EXERCISE REQUIREMENTS:
Gather, from the data below, each line in which the word "name" occurs.

— START RECORDS FOR THE TASK —

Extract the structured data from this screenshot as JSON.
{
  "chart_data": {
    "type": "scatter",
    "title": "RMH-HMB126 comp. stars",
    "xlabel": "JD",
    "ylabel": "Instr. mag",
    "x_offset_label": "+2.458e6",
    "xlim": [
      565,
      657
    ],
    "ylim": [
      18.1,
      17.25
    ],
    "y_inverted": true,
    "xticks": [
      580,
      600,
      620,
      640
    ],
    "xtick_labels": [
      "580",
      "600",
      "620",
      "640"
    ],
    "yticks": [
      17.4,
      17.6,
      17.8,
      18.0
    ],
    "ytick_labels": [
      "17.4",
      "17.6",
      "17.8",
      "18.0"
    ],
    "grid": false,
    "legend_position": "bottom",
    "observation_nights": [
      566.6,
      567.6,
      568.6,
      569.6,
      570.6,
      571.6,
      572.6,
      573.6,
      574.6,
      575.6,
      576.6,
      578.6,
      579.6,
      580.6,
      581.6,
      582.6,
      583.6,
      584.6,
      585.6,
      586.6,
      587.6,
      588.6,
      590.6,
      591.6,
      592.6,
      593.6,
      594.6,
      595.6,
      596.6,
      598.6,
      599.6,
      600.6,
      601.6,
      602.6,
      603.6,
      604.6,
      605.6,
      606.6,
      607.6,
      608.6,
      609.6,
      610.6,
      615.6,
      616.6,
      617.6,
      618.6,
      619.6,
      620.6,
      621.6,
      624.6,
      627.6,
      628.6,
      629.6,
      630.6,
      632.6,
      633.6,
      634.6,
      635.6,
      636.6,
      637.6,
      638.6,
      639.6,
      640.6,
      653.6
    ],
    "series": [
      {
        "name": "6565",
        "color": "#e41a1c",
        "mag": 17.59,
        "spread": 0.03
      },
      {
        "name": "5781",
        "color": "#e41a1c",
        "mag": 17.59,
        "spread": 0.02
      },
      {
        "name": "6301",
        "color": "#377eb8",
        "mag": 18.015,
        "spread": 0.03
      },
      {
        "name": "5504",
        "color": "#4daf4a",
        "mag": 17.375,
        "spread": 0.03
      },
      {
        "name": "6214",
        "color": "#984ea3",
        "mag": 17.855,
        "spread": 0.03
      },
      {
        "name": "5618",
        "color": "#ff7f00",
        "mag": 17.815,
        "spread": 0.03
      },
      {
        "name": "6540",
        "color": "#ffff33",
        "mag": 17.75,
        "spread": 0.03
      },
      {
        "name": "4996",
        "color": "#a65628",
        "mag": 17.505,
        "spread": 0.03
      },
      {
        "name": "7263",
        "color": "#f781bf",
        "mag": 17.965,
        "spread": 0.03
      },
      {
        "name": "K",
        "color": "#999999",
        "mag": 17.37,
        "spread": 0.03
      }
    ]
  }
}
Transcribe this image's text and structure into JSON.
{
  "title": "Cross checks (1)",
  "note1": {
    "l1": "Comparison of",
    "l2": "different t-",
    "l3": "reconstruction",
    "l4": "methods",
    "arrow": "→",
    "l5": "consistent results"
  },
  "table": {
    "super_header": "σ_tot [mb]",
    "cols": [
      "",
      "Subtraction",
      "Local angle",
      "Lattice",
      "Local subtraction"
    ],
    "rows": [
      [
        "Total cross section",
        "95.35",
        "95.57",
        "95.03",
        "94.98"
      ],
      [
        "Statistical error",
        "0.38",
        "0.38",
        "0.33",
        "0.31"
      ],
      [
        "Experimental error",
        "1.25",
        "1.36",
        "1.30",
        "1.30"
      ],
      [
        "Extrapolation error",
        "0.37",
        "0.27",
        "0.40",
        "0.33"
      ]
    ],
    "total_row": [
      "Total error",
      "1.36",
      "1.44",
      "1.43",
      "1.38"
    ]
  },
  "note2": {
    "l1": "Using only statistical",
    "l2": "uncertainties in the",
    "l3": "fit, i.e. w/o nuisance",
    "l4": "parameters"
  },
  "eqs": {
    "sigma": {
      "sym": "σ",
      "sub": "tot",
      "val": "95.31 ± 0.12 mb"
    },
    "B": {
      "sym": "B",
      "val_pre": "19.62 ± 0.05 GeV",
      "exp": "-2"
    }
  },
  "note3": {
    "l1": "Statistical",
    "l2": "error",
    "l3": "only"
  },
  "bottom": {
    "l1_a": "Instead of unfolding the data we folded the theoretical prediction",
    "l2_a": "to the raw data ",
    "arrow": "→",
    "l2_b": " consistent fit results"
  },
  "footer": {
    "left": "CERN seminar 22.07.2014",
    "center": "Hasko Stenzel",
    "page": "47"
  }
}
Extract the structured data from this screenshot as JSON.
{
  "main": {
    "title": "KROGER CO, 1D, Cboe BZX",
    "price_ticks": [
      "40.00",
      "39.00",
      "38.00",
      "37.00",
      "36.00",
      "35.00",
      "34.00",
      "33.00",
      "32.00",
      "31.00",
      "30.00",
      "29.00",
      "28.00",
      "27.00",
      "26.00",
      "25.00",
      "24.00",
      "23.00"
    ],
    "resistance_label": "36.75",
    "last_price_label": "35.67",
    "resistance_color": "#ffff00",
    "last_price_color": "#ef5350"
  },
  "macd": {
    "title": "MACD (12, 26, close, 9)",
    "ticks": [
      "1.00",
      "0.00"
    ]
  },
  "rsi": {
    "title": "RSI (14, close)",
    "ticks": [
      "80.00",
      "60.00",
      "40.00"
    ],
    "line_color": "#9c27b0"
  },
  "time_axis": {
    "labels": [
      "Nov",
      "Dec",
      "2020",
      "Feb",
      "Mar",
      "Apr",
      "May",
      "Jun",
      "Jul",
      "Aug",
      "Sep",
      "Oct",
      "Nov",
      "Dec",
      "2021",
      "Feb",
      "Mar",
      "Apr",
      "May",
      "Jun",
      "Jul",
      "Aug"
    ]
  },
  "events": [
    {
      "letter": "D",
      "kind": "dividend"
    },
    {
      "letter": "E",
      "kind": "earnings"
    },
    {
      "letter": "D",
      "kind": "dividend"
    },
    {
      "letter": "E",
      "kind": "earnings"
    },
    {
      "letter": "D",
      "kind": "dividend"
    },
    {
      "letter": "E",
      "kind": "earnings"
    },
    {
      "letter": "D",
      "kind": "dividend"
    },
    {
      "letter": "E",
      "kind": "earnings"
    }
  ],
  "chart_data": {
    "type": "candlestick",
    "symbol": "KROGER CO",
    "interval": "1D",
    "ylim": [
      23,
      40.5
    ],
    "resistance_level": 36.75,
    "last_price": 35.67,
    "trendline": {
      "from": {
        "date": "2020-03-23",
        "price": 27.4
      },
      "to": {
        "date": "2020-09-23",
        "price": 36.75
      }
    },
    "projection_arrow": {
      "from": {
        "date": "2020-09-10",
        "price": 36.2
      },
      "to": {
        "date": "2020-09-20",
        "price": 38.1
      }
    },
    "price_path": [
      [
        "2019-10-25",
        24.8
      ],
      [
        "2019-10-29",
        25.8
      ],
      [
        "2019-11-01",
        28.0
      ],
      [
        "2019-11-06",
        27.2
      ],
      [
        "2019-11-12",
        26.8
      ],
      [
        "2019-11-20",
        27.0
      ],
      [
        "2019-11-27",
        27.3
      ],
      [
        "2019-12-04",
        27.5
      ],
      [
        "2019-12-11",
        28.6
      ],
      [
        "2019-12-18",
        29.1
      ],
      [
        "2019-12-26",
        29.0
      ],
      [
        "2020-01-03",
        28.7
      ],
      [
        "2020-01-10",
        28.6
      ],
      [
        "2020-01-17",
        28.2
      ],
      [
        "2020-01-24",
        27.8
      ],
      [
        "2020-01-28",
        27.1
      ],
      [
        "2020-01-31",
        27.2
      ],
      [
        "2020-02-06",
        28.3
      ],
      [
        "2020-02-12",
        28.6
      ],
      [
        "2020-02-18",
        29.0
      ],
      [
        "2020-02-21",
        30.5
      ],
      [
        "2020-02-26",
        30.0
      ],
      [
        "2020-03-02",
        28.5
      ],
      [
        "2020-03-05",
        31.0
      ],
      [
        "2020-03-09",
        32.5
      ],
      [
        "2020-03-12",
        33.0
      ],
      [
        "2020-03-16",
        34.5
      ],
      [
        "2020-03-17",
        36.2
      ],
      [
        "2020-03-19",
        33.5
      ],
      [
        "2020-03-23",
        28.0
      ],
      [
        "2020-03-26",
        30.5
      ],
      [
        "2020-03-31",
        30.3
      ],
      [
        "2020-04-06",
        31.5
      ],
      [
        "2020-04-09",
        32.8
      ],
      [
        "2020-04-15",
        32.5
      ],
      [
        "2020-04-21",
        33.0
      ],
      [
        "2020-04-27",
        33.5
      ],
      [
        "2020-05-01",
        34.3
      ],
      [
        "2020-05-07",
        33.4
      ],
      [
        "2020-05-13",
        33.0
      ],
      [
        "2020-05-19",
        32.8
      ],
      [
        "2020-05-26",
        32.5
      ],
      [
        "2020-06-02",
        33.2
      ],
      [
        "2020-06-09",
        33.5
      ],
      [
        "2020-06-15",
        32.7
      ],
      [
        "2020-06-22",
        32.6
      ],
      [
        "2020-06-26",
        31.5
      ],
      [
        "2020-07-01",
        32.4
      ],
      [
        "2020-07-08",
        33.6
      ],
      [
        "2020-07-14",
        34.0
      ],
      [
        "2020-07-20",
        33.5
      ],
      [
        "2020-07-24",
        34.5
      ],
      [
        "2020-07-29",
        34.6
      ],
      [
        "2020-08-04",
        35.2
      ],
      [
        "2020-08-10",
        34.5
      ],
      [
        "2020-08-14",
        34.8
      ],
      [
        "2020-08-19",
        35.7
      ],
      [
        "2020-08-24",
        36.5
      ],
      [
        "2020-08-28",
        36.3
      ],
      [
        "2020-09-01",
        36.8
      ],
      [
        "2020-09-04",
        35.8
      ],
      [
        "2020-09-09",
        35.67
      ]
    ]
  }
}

— END RECORDS FOR THE TASK —

REPLY:
        "name": "6565",
        "name": "5781",
        "name": "6301",
        "name": "5504",
        "name": "6214",
        "name": "5618",
        "name": "6540",
        "name": "4996",
        "name": "7263",
        "name": "K",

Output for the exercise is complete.